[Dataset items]
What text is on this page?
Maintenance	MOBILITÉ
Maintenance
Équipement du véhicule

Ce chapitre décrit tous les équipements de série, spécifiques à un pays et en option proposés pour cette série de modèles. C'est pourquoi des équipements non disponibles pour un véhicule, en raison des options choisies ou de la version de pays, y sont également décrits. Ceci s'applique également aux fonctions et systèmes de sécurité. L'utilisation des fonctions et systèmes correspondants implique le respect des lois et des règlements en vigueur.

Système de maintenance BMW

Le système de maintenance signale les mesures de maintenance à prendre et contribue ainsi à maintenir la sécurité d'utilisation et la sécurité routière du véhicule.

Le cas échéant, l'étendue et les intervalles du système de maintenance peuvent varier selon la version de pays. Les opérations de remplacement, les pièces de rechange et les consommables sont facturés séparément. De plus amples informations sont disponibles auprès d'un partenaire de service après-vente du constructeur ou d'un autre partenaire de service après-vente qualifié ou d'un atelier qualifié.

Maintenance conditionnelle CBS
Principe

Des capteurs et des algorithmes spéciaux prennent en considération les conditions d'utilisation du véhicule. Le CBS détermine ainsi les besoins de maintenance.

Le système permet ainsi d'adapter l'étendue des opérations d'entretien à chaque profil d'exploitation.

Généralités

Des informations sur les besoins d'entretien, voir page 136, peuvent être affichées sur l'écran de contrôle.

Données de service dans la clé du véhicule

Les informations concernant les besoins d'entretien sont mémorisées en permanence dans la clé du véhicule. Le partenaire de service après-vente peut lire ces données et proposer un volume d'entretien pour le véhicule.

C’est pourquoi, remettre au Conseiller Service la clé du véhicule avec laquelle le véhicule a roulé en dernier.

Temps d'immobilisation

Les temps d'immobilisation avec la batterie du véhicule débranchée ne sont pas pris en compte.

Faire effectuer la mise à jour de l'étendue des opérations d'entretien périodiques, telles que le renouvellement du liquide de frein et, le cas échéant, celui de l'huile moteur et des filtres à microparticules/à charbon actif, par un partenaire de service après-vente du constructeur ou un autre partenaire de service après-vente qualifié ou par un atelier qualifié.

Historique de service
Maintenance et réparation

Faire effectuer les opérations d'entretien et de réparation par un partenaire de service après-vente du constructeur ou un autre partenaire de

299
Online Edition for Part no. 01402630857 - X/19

■ **Your task**: Your task is to output all of the data above word for word.

■ **Output of the task**:
What text is on this page?
Maintenance	MOBILITÉ
Maintenance
Équipement du véhicule

Ce chapitre décrit tous les équipements de série, spécifiques à un pays et en option proposés pour cette série de modèles. C'est pourquoi des équipements non disponibles pour un véhicule, en raison des options choisies ou de la version de pays, y sont également décrits. Ceci s'applique également aux fonctions et systèmes de sécurité. L'utilisation des fonctions et systèmes correspondants implique le respect des lois et des règlements en vigueur.

Système de maintenance BMW

Le système de maintenance signale les mesures de maintenance à prendre et contribue ainsi à maintenir la sécurité d'utilisation et la sécurité routière du véhicule.

Le cas échéant, l'étendue et les intervalles du système de maintenance peuvent varier selon la version de pays. Les opérations de remplacement, les pièces de rechange et les consommables sont facturés séparément. De plus amples informations sont disponibles auprès d'un partenaire de service après-vente du constructeur ou d'un autre partenaire de service après-vente qualifié ou d'un atelier qualifié.

Maintenance conditionnelle CBS
Principe

Des capteurs et des algorithmes spéciaux prennent en considération les conditions d'utilisation du véhicule. Le CBS détermine ainsi les besoins de maintenance.

Le système permet ainsi d'adapter l'étendue des opérations d'entretien à chaque profil d'exploitation.

Généralités

Des informations sur les besoins d'entretien, voir page 136, peuvent être affichées sur l'écran de contrôle.

Données de service dans la clé du véhicule

Les informations concernant les besoins d'entretien sont mémorisées en permanence dans la clé du véhicule. Le partenaire de service après-vente peut lire ces données et proposer un volume d'entretien pour le véhicule.

C’est pourquoi, remettre au Conseiller Service la clé du véhicule avec laquelle le véhicule a roulé en dernier.

Temps d'immobilisation

Les temps d'immobilisation avec la batterie du véhicule débranchée ne sont pas pris en compte.

Faire effectuer la mise à jour de l'étendue des opérations d'entretien périodiques, telles que le renouvellement du liquide de frein et, le cas échéant, celui de l'huile moteur et des filtres à microparticules/à charbon actif, par un partenaire de service après-vente du constructeur ou un autre partenaire de service après-vente qualifié ou par un atelier qualifié.

Historique de service
Maintenance et réparation

Faire effectuer les opérations d'entretien et de réparation par un partenaire de service après-vente du constructeur ou un autre partenaire de

299
Online Edition for Part no. 01402630857 - X/19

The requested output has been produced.